— Begin Data extract —
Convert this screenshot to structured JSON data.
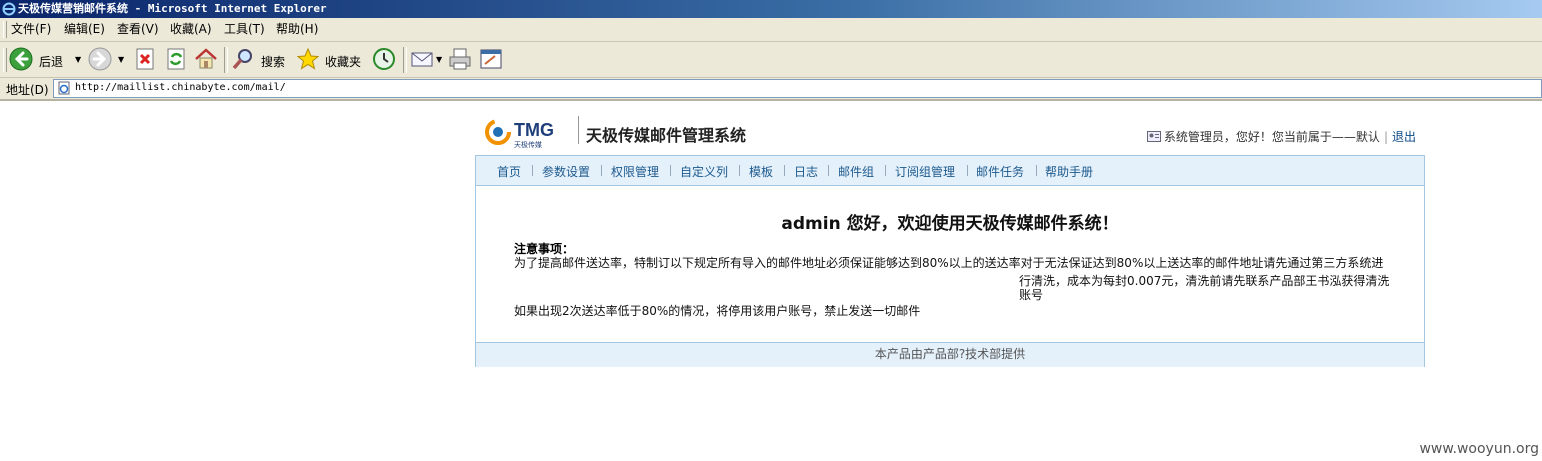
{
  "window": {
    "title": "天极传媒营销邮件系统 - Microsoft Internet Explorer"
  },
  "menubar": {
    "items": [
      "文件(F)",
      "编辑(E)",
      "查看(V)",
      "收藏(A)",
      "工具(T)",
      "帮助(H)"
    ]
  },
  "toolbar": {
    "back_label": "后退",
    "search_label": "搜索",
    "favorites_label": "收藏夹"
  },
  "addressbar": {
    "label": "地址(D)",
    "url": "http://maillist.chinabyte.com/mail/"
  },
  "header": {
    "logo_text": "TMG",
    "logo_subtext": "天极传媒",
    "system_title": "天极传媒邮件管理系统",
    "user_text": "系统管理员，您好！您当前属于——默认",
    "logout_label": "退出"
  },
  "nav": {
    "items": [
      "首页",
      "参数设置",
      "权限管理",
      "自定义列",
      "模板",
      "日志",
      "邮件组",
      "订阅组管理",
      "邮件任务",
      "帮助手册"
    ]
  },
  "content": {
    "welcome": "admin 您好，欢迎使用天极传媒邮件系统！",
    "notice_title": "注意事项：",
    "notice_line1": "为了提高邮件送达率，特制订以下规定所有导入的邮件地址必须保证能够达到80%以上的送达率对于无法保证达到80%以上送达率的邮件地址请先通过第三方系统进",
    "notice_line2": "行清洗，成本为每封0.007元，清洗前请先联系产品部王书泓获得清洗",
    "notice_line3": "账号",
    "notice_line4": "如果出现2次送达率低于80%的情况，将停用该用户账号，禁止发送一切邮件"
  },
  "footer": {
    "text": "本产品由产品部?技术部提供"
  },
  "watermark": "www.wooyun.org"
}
— End Data extract —
Task goal:
Output a faithful copy of the data, with each picture left out.

Exercise solution:
Convert this screenshot to structured JSON data.
{
  "window": {
    "title": "天极传媒营销邮件系统 - Microsoft Internet Explorer"
  },
  "menubar": {
    "items": [
      "文件(F)",
      "编辑(E)",
      "查看(V)",
      "收藏(A)",
      "工具(T)",
      "帮助(H)"
    ]
  },
  "toolbar": {
    "back_label": "后退",
    "search_label": "搜索",
    "favorites_label": "收藏夹"
  },
  "addressbar": {
    "label": "地址(D)",
    "url": "http://maillist.chinabyte.com/mail/"
  },
  "header": {
    "logo_text": "TMG",
    "logo_subtext": "天极传媒",
    "system_title": "天极传媒邮件管理系统",
    "user_text": "系统管理员，您好！您当前属于——默认",
    "logout_label": "退出"
  },
  "nav": {
    "items": [
      "首页",
      "参数设置",
      "权限管理",
      "自定义列",
      "模板",
      "日志",
      "邮件组",
      "订阅组管理",
      "邮件任务",
      "帮助手册"
    ]
  },
  "content": {
    "welcome": "admin 您好，欢迎使用天极传媒邮件系统！",
    "notice_title": "注意事项：",
    "notice_line1": "为了提高邮件送达率，特制订以下规定所有导入的邮件地址必须保证能够达到80%以上的送达率对于无法保证达到80%以上送达率的邮件地址请先通过第三方系统进",
    "notice_line2": "行清洗，成本为每封0.007元，清洗前请先联系产品部王书泓获得清洗",
    "notice_line3": "账号",
    "notice_line4": "如果出现2次送达率低于80%的情况，将停用该用户账号，禁止发送一切邮件"
  },
  "footer": {
    "text": "本产品由产品部?技术部提供"
  },
  "watermark": "www.wooyun.org"
}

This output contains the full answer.